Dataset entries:
= = =

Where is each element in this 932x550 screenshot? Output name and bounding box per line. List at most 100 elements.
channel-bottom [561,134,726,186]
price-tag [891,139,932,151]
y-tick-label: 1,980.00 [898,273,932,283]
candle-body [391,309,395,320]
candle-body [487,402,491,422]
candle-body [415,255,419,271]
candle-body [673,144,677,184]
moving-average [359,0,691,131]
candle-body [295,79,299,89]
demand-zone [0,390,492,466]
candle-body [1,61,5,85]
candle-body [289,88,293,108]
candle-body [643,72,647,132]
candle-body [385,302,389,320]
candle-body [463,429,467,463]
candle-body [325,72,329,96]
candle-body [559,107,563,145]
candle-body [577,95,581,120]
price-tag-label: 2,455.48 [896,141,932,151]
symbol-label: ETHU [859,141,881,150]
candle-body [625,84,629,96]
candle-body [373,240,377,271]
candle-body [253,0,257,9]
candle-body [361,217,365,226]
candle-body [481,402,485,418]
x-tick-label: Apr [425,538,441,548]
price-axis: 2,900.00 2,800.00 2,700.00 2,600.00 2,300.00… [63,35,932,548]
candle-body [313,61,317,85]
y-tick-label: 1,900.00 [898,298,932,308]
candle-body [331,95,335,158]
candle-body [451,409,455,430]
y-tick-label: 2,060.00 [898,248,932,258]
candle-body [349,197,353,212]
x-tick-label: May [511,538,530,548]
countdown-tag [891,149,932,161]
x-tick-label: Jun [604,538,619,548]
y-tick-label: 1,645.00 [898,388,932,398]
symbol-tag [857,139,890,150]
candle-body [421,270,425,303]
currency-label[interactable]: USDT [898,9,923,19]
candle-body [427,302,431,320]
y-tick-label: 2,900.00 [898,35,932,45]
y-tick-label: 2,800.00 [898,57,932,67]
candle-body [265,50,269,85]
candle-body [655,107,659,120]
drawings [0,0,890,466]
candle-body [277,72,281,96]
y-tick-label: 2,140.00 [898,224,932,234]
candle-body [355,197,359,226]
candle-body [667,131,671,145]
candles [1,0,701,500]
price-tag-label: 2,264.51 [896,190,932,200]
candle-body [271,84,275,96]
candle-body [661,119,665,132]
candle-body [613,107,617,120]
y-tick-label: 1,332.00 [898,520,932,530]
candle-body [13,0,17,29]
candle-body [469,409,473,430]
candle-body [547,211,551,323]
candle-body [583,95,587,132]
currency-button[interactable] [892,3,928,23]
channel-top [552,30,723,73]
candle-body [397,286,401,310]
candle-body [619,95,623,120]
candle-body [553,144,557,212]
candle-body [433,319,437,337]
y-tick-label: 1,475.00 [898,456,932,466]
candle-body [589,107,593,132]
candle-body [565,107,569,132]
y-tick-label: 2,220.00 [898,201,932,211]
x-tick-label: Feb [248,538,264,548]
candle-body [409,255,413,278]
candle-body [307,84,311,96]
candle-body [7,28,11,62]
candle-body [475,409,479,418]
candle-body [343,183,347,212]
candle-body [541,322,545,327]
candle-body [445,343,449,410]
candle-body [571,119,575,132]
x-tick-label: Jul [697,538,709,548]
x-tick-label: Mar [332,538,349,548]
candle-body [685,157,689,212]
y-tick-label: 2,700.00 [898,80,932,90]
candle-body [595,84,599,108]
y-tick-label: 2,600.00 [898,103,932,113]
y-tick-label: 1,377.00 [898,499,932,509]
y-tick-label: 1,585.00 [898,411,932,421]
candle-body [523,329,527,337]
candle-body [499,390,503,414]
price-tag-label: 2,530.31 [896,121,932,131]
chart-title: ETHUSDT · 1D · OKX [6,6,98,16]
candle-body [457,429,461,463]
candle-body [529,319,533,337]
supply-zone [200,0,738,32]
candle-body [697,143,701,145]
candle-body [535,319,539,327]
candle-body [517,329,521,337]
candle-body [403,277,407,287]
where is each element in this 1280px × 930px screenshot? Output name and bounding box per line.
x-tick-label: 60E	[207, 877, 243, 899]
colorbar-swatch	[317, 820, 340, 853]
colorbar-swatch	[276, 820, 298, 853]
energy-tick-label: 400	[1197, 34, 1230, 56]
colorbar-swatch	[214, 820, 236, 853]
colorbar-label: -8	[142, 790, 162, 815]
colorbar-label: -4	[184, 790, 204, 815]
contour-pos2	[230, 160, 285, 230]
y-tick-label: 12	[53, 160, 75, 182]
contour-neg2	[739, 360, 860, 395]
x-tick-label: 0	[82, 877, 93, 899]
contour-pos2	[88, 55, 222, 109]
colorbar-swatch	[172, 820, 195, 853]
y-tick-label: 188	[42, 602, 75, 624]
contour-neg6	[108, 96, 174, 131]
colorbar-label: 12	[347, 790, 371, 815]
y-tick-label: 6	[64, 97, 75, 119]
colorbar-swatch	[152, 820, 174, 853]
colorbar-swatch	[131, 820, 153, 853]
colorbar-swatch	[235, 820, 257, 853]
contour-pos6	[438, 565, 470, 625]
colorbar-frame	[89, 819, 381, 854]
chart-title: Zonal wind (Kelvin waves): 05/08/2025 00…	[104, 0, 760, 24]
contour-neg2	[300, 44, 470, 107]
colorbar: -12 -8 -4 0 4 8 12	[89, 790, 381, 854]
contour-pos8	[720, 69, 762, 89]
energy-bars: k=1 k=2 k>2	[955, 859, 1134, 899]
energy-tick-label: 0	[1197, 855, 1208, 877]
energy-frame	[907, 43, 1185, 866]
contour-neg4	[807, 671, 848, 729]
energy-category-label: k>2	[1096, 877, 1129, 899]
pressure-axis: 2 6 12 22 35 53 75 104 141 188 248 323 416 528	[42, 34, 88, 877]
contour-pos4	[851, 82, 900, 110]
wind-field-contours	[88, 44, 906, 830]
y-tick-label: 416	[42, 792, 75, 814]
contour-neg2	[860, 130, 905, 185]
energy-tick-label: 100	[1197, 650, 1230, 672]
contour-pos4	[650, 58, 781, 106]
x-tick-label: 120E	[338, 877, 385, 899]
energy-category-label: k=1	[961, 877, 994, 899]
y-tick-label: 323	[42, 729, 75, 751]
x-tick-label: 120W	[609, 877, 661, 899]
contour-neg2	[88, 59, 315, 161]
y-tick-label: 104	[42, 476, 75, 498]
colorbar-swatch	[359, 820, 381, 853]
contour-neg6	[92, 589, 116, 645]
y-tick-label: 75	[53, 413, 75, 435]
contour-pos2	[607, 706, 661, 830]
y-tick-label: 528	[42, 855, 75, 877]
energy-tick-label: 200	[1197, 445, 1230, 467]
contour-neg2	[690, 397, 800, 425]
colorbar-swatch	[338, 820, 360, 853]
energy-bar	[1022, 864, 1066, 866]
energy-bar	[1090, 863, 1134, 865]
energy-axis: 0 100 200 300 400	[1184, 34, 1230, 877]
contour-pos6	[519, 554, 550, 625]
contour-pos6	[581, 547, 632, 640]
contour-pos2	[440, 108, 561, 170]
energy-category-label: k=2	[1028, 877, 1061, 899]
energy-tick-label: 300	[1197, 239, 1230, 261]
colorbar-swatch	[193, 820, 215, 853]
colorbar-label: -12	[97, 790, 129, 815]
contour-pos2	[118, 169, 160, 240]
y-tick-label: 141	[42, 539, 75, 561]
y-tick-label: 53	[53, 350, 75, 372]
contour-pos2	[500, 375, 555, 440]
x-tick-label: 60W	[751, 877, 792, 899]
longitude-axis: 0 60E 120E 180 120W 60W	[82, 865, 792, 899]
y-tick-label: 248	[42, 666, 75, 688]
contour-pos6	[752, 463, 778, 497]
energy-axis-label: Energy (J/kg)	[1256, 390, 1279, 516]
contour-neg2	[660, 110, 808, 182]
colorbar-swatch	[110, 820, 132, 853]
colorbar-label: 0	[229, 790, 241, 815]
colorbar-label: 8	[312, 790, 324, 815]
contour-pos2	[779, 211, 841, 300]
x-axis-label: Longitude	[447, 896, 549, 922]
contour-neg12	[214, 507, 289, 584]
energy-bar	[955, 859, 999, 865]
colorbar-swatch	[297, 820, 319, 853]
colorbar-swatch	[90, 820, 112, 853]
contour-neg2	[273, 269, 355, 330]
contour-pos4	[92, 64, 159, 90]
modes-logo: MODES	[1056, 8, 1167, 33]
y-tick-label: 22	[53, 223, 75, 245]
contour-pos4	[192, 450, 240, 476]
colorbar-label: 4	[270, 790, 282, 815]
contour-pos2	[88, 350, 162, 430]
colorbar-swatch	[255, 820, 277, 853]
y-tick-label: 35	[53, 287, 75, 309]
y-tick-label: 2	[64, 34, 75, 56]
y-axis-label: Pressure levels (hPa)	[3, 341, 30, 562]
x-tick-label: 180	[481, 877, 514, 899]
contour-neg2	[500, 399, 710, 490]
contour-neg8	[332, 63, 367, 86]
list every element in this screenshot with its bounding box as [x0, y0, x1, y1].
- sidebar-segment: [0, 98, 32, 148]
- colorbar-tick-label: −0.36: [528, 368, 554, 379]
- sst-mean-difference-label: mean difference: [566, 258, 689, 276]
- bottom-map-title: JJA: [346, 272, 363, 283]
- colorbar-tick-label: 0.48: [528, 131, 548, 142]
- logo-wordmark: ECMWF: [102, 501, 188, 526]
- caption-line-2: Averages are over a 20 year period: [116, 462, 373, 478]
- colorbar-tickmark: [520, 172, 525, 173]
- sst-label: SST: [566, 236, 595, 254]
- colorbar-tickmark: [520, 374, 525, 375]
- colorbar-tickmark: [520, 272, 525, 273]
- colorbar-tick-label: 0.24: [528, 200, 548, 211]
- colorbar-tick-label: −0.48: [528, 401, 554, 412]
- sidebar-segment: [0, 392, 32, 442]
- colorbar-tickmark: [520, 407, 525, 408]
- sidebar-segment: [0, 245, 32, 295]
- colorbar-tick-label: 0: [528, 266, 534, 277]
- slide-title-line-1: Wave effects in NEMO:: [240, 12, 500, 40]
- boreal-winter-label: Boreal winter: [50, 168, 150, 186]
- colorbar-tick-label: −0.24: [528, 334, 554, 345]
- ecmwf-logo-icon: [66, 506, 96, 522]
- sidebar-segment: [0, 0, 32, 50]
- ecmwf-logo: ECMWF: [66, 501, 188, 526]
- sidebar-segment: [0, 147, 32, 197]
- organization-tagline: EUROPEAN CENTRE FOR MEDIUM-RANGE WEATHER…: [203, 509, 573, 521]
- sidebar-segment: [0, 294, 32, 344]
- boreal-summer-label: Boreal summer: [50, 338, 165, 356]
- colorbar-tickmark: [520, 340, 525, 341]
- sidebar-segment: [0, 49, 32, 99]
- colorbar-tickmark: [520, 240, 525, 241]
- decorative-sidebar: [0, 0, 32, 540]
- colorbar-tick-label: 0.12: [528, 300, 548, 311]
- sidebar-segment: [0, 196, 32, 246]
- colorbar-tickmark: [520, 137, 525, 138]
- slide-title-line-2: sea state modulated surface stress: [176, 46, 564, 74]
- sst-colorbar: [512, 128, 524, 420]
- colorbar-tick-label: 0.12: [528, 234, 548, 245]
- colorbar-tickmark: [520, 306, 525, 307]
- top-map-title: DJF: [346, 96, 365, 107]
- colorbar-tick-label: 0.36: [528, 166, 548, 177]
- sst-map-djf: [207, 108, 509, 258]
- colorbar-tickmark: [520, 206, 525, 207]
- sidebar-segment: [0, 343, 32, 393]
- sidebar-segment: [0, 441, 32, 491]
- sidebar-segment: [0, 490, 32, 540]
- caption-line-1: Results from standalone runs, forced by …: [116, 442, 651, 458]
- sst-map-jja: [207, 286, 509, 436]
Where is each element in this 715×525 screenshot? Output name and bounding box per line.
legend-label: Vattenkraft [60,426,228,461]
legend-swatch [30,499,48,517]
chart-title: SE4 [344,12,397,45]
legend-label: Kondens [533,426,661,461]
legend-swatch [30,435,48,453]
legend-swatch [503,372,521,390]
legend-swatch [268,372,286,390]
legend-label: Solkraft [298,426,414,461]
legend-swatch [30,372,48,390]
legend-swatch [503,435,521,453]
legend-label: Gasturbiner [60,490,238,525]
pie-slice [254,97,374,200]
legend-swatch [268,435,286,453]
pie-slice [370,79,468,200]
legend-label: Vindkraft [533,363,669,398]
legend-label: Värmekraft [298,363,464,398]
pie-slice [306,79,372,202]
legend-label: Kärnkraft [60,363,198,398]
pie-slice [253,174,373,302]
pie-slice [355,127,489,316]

= = =

◆ What the task asks:
Rewrite the rows from their first line through the line containing "drawings [0,0,890,466]", inclusive, as a JSON list of strings with one string per line. Leave out any blank lines.

◆ Full answer:
[
  "Where is each element in this 932x550 screenshot? Output name and bounding box per line. List at most 100 elements.",
  "channel-bottom [561,134,726,186]",
  "price-tag [891,139,932,151]",
  "y-tick-label: 1,980.00 [898,273,932,283]",
  "candle-body [391,309,395,320]",
  "candle-body [487,402,491,422]",
  "candle-body [415,255,419,271]",
  "candle-body [673,144,677,184]",
  "moving-average [359,0,691,131]",
  "candle-body [295,79,299,89]",
  "demand-zone [0,390,492,466]",
  "candle-body [1,61,5,85]",
  "candle-body [289,88,293,108]",
  "candle-body [643,72,647,132]",
  "candle-body [385,302,389,320]",
  "candle-body [463,429,467,463]",
  "candle-body [325,72,329,96]",
  "candle-body [559,107,563,145]",
  "candle-body [577,95,581,120]",
  "price-tag-label: 2,455.48 [896,141,932,151]",
  "symbol-label: ETHU [859,141,881,150]",
  "candle-body [625,84,629,96]",
  "candle-body [373,240,377,271]",
  "candle-body [253,0,257,9]",
  "candle-body [361,217,365,226]",
  "candle-body [481,402,485,418]",
  "x-tick-label: Apr [425,538,441,548]",
  "price-axis: 2,900.00 2,800.00 2,700.00 2,600.00 2,300.00… [63,35,932,548]",
  "candle-body [313,61,317,85]",
  "y-tick-label: 1,900.00 [898,298,932,308]",
  "candle-body [331,95,335,158]",
  "candle-body [451,409,455,430]",
  "y-tick-label: 2,060.00 [898,248,932,258]",
  "candle-body [349,197,353,212]",
  "x-tick-label: May [511,538,530,548]",
  "countdown-tag [891,149,932,161]",
  "x-tick-label: Jun [604,538,619,548]",
  "y-tick-label: 1,645.00 [898,388,932,398]",
  "symbol-tag [857,139,890,150]",
  "candle-body [421,270,425,303]",
  "currency-label[interactable]: USDT [898,9,923,19]",
  "candle-body [427,302,431,320]",
  "y-tick-label: 2,900.00 [898,35,932,45]",
  "y-tick-label: 2,800.00 [898,57,932,67]",
  "candle-body [265,50,269,85]",
  "candle-body [655,107,659,120]",
  "drawings [0,0,890,466]"
]